Recorded data →
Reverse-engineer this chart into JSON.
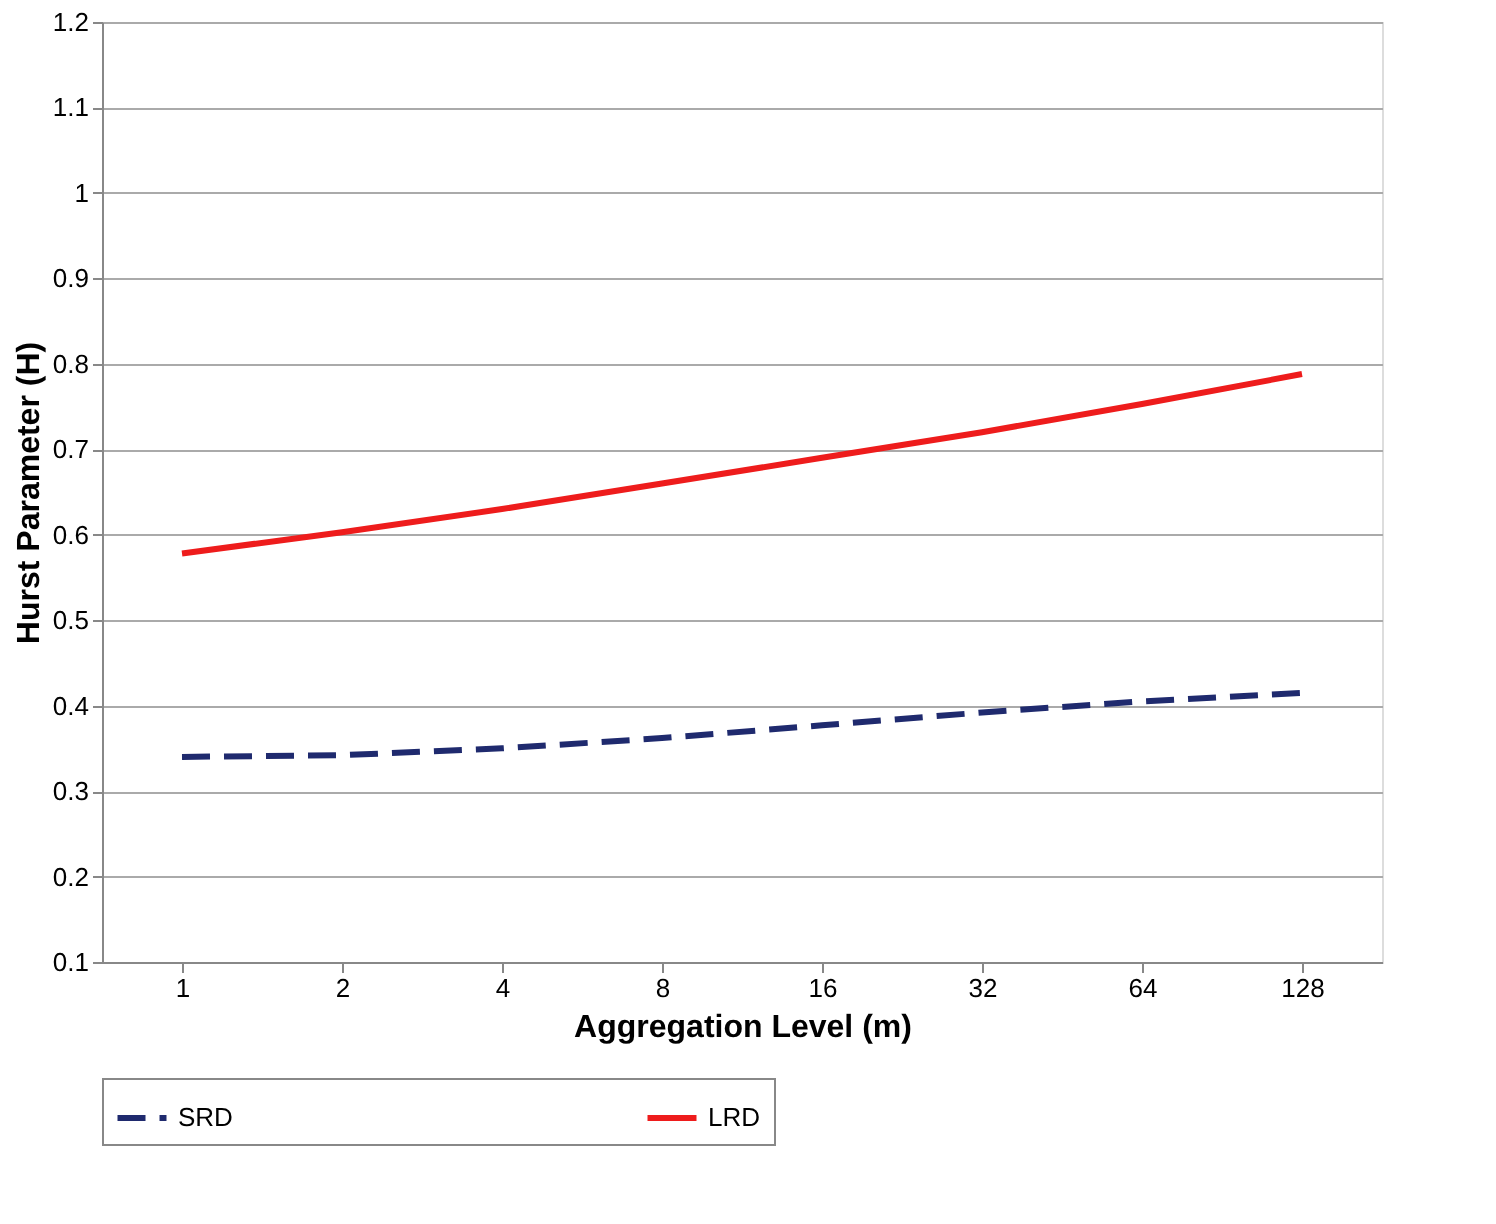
{
  "chart_data": {
    "type": "line",
    "xlabel": "Aggregation  Level (m)",
    "ylabel": "Hurst Parameter (H)",
    "categories": [
      "1",
      "2",
      "4",
      "8",
      "16",
      "32",
      "64",
      "128"
    ],
    "series": [
      {
        "name": "SRD",
        "color": "#1f2a6e",
        "line_style": "dashed",
        "values": [
          0.34,
          0.342,
          0.35,
          0.362,
          0.377,
          0.392,
          0.405,
          0.415
        ]
      },
      {
        "name": "LRD",
        "color": "#ee1c1c",
        "line_style": "solid",
        "values": [
          0.578,
          0.603,
          0.63,
          0.66,
          0.69,
          0.72,
          0.753,
          0.788
        ]
      }
    ],
    "ylim": [
      0.1,
      1.2
    ],
    "yticks": [
      0.1,
      0.2,
      0.3,
      0.4,
      0.5,
      0.6,
      0.7,
      0.8,
      0.9,
      1,
      1.1,
      1.2
    ],
    "grid": "y",
    "legend": "bottom",
    "marker": "none"
  }
}
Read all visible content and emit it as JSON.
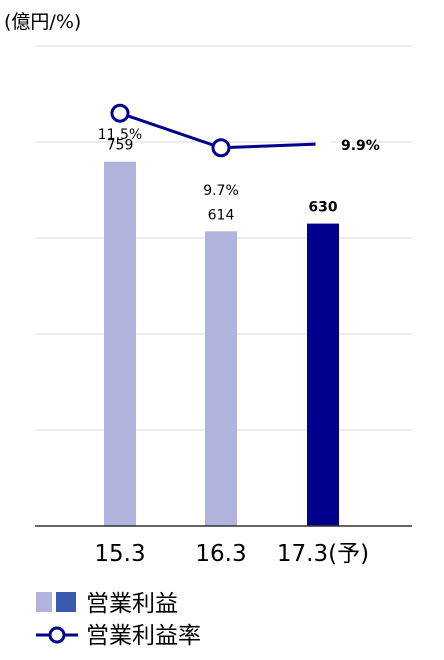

Task objective → Reproduce every entry exactly, but omit each picture.

Output for this exercise →
Reverse-engineer this chart into JSON.
{
  "chart_data": {
    "type": "line",
    "xlabel": "Aggregation  Level (m)",
    "ylabel": "Hurst Parameter (H)",
    "categories": [
      "1",
      "2",
      "4",
      "8",
      "16",
      "32",
      "64",
      "128"
    ],
    "series": [
      {
        "name": "SRD",
        "color": "#1f2a6e",
        "line_style": "dashed",
        "values": [
          0.34,
          0.342,
          0.35,
          0.362,
          0.377,
          0.392,
          0.405,
          0.415
        ]
      },
      {
        "name": "LRD",
        "color": "#ee1c1c",
        "line_style": "solid",
        "values": [
          0.578,
          0.603,
          0.63,
          0.66,
          0.69,
          0.72,
          0.753,
          0.788
        ]
      }
    ],
    "ylim": [
      0.1,
      1.2
    ],
    "yticks": [
      0.1,
      0.2,
      0.3,
      0.4,
      0.5,
      0.6,
      0.7,
      0.8,
      0.9,
      1,
      1.1,
      1.2
    ],
    "grid": "y",
    "legend": "bottom",
    "marker": "none"
  }
}
Read all visible content and emit it as JSON.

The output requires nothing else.